* [WHAT NEEDS TO BE DONE]:
Every line of the data must be copied exactly.

►

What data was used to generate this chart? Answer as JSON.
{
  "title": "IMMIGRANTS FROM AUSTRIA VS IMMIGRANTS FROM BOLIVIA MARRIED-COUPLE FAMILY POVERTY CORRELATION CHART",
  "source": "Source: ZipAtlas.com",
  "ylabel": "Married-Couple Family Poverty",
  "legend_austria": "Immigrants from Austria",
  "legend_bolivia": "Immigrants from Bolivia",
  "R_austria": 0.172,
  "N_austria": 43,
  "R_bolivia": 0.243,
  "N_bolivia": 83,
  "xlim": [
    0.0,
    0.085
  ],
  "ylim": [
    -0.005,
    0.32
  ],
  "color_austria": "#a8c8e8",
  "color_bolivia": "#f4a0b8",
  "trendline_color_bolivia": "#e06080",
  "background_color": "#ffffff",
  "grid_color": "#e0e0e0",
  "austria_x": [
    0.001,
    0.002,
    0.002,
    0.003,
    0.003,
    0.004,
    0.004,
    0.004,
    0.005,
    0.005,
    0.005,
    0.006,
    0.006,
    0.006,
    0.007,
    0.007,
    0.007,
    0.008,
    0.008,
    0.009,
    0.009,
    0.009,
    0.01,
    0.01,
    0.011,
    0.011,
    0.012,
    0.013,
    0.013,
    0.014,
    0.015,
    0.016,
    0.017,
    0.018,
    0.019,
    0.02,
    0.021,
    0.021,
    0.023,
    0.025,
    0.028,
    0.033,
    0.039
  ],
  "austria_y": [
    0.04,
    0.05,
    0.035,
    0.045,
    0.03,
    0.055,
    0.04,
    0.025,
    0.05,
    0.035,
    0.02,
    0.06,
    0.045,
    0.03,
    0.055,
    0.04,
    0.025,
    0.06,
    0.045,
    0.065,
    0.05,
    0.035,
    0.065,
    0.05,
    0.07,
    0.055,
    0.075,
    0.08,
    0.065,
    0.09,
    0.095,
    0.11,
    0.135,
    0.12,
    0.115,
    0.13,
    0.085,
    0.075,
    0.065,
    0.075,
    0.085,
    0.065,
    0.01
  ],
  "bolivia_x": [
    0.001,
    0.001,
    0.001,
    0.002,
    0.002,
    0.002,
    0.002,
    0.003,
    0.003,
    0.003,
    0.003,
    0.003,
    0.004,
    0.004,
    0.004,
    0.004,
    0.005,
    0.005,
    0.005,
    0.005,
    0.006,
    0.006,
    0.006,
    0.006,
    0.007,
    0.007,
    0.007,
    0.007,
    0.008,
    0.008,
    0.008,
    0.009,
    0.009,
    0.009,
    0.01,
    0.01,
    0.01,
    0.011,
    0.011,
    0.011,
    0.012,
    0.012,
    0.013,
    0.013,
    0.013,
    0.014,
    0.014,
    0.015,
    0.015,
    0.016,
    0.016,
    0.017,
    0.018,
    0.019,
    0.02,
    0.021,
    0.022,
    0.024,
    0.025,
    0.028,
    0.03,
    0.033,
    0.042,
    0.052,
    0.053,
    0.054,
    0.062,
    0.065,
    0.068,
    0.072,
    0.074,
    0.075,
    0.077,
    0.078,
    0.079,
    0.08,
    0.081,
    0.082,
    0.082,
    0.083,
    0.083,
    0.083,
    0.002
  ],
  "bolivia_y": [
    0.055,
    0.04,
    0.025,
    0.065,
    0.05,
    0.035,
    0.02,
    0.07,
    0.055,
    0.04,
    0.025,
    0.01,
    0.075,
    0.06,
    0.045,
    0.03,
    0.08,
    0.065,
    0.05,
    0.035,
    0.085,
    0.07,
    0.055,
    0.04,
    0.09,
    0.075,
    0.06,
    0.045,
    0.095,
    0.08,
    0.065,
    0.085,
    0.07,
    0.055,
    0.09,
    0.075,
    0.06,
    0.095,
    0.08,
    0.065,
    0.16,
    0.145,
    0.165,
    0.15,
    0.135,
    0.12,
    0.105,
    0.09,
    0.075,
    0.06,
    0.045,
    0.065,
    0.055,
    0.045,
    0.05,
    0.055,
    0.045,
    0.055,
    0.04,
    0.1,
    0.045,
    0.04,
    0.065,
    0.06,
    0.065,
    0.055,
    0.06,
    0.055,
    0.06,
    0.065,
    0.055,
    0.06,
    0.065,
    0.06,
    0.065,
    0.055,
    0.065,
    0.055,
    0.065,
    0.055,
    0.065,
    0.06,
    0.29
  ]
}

◄

* [WRITTEN REPLY]:
What data was used to generate this chart? Answer as JSON.
{
  "title": "IMMIGRANTS FROM AUSTRIA VS IMMIGRANTS FROM BOLIVIA MARRIED-COUPLE FAMILY POVERTY CORRELATION CHART",
  "source": "Source: ZipAtlas.com",
  "ylabel": "Married-Couple Family Poverty",
  "legend_austria": "Immigrants from Austria",
  "legend_bolivia": "Immigrants from Bolivia",
  "R_austria": 0.172,
  "N_austria": 43,
  "R_bolivia": 0.243,
  "N_bolivia": 83,
  "xlim": [
    0.0,
    0.085
  ],
  "ylim": [
    -0.005,
    0.32
  ],
  "color_austria": "#a8c8e8",
  "color_bolivia": "#f4a0b8",
  "trendline_color_bolivia": "#e06080",
  "background_color": "#ffffff",
  "grid_color": "#e0e0e0",
  "austria_x": [
    0.001,
    0.002,
    0.002,
    0.003,
    0.003,
    0.004,
    0.004,
    0.004,
    0.005,
    0.005,
    0.005,
    0.006,
    0.006,
    0.006,
    0.007,
    0.007,
    0.007,
    0.008,
    0.008,
    0.009,
    0.009,
    0.009,
    0.01,
    0.01,
    0.011,
    0.011,
    0.012,
    0.013,
    0.013,
    0.014,
    0.015,
    0.016,
    0.017,
    0.018,
    0.019,
    0.02,
    0.021,
    0.021,
    0.023,
    0.025,
    0.028,
    0.033,
    0.039
  ],
  "austria_y": [
    0.04,
    0.05,
    0.035,
    0.045,
    0.03,
    0.055,
    0.04,
    0.025,
    0.05,
    0.035,
    0.02,
    0.06,
    0.045,
    0.03,
    0.055,
    0.04,
    0.025,
    0.06,
    0.045,
    0.065,
    0.05,
    0.035,
    0.065,
    0.05,
    0.07,
    0.055,
    0.075,
    0.08,
    0.065,
    0.09,
    0.095,
    0.11,
    0.135,
    0.12,
    0.115,
    0.13,
    0.085,
    0.075,
    0.065,
    0.075,
    0.085,
    0.065,
    0.01
  ],
  "bolivia_x": [
    0.001,
    0.001,
    0.001,
    0.002,
    0.002,
    0.002,
    0.002,
    0.003,
    0.003,
    0.003,
    0.003,
    0.003,
    0.004,
    0.004,
    0.004,
    0.004,
    0.005,
    0.005,
    0.005,
    0.005,
    0.006,
    0.006,
    0.006,
    0.006,
    0.007,
    0.007,
    0.007,
    0.007,
    0.008,
    0.008,
    0.008,
    0.009,
    0.009,
    0.009,
    0.01,
    0.01,
    0.01,
    0.011,
    0.011,
    0.011,
    0.012,
    0.012,
    0.013,
    0.013,
    0.013,
    0.014,
    0.014,
    0.015,
    0.015,
    0.016,
    0.016,
    0.017,
    0.018,
    0.019,
    0.02,
    0.021,
    0.022,
    0.024,
    0.025,
    0.028,
    0.03,
    0.033,
    0.042,
    0.052,
    0.053,
    0.054,
    0.062,
    0.065,
    0.068,
    0.072,
    0.074,
    0.075,
    0.077,
    0.078,
    0.079,
    0.08,
    0.081,
    0.082,
    0.082,
    0.083,
    0.083,
    0.083,
    0.002
  ],
  "bolivia_y": [
    0.055,
    0.04,
    0.025,
    0.065,
    0.05,
    0.035,
    0.02,
    0.07,
    0.055,
    0.04,
    0.025,
    0.01,
    0.075,
    0.06,
    0.045,
    0.03,
    0.08,
    0.065,
    0.05,
    0.035,
    0.085,
    0.07,
    0.055,
    0.04,
    0.09,
    0.075,
    0.06,
    0.045,
    0.095,
    0.08,
    0.065,
    0.085,
    0.07,
    0.055,
    0.09,
    0.075,
    0.06,
    0.095,
    0.08,
    0.065,
    0.16,
    0.145,
    0.165,
    0.15,
    0.135,
    0.12,
    0.105,
    0.09,
    0.075,
    0.06,
    0.045,
    0.065,
    0.055,
    0.045,
    0.05,
    0.055,
    0.045,
    0.055,
    0.04,
    0.1,
    0.045,
    0.04,
    0.065,
    0.06,
    0.065,
    0.055,
    0.06,
    0.055,
    0.06,
    0.065,
    0.055,
    0.06,
    0.065,
    0.06,
    0.065,
    0.055,
    0.065,
    0.055,
    0.065,
    0.055,
    0.065,
    0.06,
    0.29
  ]
}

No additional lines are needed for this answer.